Data provided:
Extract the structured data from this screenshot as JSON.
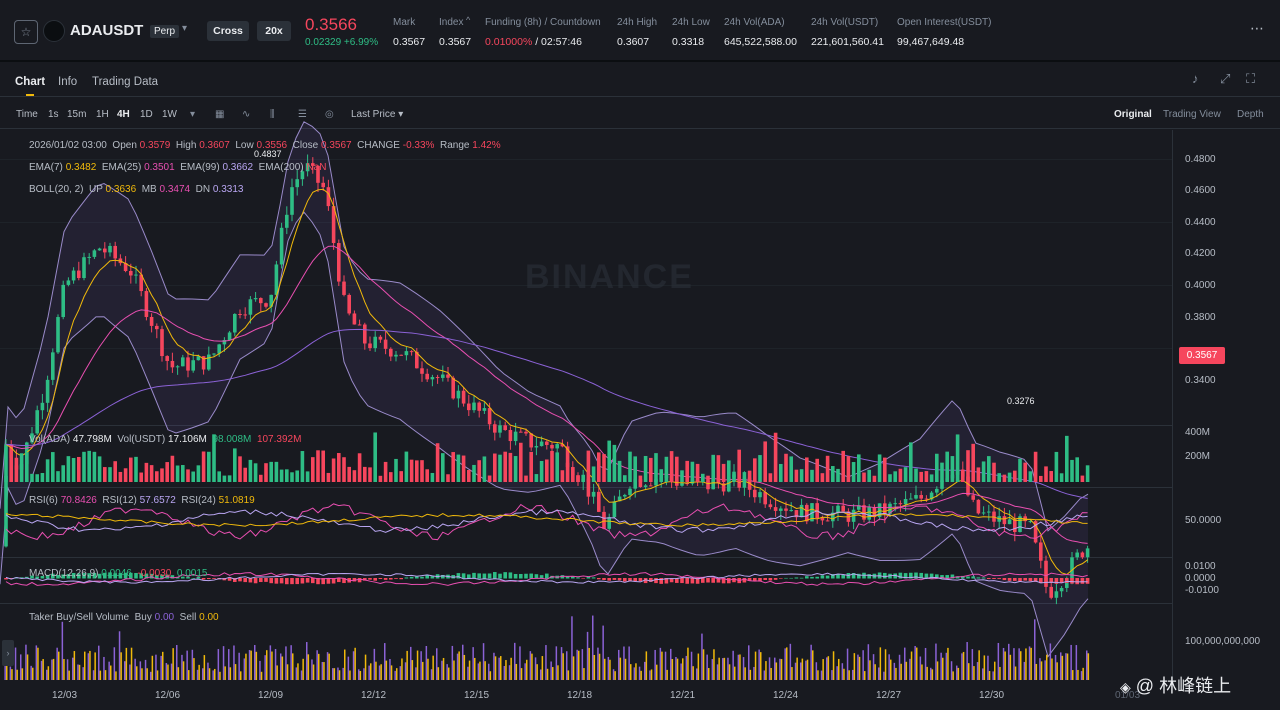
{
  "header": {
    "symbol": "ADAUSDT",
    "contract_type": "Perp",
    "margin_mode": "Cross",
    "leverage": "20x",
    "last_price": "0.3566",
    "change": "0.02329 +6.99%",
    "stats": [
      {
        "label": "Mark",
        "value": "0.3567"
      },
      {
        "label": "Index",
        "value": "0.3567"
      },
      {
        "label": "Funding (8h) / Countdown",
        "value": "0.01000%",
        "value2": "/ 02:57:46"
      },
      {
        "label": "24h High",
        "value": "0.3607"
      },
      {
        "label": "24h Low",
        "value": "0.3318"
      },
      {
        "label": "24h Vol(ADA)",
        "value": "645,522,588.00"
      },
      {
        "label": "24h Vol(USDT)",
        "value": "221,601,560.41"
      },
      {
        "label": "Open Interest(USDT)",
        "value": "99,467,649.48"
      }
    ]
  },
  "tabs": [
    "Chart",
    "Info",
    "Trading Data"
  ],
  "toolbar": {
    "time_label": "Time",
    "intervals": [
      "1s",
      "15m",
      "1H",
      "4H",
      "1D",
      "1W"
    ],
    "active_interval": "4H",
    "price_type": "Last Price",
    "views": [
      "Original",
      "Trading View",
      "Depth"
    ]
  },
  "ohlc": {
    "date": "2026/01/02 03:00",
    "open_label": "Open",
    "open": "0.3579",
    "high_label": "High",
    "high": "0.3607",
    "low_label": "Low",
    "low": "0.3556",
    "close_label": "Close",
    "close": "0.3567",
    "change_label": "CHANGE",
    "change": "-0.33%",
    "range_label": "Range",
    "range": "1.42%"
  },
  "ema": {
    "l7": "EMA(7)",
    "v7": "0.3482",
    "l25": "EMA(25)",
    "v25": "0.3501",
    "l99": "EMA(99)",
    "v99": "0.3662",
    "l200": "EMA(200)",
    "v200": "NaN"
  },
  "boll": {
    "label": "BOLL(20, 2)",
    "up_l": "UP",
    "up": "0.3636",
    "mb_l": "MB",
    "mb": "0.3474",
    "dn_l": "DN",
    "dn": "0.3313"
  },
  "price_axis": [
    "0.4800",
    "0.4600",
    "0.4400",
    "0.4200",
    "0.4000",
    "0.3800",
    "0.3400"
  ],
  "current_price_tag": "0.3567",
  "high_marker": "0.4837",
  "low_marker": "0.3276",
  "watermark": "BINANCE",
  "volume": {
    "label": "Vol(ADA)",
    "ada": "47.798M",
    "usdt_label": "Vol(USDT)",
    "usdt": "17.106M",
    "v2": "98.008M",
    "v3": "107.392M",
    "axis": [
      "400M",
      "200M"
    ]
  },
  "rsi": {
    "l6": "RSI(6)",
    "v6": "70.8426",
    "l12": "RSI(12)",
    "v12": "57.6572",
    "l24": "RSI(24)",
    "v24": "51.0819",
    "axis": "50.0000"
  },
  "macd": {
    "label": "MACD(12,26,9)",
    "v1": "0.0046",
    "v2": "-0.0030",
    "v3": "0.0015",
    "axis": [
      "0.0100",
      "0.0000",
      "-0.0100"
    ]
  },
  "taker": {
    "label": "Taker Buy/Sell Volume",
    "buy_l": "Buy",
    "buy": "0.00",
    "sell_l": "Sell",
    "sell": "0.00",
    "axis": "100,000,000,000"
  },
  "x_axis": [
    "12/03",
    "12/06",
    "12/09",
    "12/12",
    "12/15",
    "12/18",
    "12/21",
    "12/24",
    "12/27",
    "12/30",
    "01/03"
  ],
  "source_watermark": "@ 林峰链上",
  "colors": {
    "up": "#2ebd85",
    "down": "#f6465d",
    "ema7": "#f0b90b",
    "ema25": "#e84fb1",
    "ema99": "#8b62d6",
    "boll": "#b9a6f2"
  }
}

==

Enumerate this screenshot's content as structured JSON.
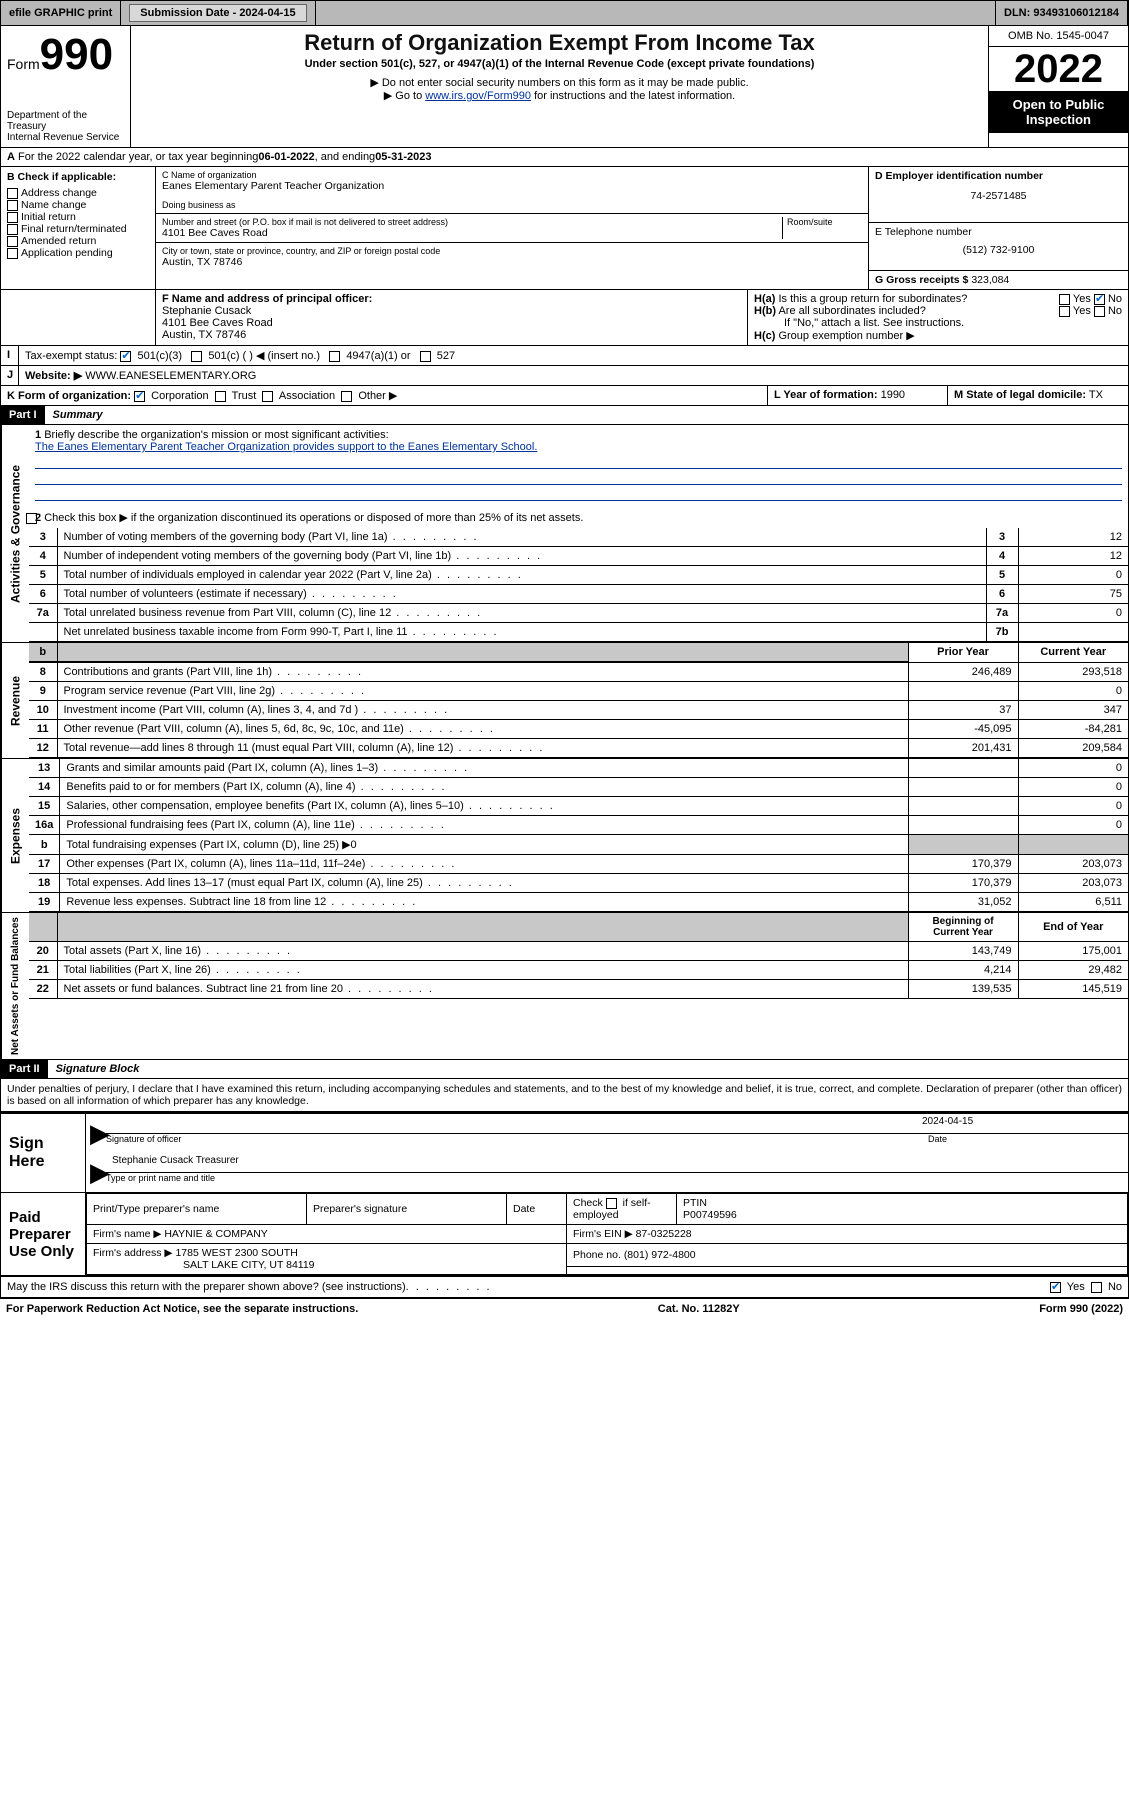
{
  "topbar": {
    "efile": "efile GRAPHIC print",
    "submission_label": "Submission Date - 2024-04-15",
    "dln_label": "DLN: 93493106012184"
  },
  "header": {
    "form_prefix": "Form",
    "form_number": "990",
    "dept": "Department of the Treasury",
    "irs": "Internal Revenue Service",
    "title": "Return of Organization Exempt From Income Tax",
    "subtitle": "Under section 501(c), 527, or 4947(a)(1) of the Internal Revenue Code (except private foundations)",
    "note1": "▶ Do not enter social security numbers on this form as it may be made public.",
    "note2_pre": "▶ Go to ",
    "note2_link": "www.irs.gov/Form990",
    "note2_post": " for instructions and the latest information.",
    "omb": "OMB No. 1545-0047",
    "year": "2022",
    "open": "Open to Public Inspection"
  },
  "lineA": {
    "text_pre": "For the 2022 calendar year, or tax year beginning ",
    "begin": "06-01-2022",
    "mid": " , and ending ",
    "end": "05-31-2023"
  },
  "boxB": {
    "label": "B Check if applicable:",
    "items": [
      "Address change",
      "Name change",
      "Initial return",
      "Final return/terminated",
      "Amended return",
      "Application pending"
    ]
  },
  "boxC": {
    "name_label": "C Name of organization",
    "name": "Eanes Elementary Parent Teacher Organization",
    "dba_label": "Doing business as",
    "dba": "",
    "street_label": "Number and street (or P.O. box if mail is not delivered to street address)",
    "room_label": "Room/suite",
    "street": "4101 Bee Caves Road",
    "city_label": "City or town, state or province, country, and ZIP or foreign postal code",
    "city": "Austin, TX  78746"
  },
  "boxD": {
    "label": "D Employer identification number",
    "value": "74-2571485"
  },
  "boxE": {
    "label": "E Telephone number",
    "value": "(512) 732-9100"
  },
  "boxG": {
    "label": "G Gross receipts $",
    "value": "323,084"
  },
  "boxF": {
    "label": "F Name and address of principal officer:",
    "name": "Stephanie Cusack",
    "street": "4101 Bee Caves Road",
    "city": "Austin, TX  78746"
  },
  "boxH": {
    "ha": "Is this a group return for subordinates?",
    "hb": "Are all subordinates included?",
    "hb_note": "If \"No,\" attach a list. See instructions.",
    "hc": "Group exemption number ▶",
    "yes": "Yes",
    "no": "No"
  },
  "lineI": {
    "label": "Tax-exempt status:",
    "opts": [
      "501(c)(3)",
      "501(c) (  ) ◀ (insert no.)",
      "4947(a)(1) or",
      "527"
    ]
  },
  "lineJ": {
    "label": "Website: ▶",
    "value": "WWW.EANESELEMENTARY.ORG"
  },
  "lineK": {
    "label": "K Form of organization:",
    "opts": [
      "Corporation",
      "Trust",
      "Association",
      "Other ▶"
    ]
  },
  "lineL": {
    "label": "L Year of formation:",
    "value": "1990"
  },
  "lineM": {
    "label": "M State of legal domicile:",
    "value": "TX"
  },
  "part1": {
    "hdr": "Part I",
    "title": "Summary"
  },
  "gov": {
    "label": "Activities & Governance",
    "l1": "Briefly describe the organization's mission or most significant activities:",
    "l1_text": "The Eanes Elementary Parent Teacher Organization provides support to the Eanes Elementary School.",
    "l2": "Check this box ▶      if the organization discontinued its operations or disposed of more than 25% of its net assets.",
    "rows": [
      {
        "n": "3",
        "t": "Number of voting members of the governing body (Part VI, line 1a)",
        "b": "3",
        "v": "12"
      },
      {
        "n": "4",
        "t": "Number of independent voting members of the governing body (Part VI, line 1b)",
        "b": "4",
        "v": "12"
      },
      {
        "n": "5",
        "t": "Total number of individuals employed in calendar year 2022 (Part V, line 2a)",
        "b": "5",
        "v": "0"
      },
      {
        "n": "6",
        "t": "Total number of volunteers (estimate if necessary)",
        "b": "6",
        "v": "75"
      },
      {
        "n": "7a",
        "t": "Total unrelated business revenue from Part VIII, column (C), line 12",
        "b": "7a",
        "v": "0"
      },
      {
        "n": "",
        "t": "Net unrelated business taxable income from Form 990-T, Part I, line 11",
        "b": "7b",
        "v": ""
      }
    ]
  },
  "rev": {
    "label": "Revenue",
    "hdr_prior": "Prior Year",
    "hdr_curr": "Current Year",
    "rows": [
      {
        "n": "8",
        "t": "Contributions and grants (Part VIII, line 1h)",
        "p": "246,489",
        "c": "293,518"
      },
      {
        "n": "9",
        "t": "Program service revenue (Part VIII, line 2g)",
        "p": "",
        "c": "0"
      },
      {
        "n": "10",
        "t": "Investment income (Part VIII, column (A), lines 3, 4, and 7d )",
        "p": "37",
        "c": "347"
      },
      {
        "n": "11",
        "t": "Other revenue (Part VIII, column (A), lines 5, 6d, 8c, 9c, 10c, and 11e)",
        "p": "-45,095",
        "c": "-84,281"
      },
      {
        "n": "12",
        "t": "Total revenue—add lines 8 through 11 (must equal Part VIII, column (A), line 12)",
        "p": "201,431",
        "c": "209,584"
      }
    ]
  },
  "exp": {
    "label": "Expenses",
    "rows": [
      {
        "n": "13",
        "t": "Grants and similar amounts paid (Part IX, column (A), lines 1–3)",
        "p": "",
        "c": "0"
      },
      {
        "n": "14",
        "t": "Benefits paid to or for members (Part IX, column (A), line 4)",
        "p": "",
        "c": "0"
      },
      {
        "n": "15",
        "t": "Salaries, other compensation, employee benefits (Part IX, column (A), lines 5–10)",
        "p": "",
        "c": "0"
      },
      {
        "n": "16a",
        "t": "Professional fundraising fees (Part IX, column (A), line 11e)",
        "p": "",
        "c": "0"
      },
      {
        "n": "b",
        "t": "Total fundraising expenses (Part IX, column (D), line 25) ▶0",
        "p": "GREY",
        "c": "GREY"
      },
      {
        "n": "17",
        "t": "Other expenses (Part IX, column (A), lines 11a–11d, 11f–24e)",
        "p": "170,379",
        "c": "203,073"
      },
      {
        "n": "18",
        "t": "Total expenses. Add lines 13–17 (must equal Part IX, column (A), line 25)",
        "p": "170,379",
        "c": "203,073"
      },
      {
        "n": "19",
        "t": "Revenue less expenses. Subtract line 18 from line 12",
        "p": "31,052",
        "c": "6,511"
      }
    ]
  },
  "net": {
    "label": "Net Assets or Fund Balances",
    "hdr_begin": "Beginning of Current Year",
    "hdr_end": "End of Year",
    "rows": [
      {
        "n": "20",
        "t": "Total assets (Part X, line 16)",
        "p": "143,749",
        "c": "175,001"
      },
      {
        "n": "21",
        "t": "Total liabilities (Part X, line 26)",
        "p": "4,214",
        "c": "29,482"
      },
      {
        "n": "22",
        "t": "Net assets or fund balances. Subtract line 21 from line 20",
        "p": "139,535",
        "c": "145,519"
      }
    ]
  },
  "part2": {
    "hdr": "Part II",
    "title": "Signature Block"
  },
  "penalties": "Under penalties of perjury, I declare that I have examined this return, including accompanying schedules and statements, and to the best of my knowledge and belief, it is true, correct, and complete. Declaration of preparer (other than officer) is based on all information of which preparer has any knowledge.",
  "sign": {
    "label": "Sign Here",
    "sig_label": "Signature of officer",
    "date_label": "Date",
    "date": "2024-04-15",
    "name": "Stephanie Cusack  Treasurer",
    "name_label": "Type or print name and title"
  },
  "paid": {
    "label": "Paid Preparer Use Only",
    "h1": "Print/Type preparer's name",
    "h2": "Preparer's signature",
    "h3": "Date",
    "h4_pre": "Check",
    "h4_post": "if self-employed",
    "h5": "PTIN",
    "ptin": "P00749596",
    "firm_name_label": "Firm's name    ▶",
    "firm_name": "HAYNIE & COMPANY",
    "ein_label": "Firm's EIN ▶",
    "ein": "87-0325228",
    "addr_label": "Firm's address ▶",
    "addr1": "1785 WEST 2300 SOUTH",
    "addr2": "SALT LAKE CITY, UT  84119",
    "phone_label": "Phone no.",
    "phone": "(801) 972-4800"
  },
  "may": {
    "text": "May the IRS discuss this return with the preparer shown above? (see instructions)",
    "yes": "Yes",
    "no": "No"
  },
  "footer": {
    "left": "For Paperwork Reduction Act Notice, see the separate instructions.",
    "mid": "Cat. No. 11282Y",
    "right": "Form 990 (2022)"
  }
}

* * *

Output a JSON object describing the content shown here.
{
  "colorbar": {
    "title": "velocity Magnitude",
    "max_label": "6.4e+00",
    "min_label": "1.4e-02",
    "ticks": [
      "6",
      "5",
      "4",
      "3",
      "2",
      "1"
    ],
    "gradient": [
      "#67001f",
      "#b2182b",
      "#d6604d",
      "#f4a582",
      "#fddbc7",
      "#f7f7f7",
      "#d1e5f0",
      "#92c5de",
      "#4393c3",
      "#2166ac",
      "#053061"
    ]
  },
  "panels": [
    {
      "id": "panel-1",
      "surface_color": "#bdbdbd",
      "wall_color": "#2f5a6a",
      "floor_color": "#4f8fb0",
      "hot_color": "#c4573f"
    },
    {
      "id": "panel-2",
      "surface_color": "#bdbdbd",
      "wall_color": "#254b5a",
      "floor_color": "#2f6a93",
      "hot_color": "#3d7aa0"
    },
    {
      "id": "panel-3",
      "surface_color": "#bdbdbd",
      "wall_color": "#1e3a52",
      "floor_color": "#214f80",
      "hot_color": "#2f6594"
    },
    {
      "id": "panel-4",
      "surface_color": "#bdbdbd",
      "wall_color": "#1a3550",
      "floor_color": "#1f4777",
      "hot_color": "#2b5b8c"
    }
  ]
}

Challenge: Collect each line above holding the string "governing".

Answer to the problem:
        "t": "Number of voting members of the governing body (Part VI, line 1a)",
        "t": "Number of independent voting members of the governing body (Part VI, line 1b)",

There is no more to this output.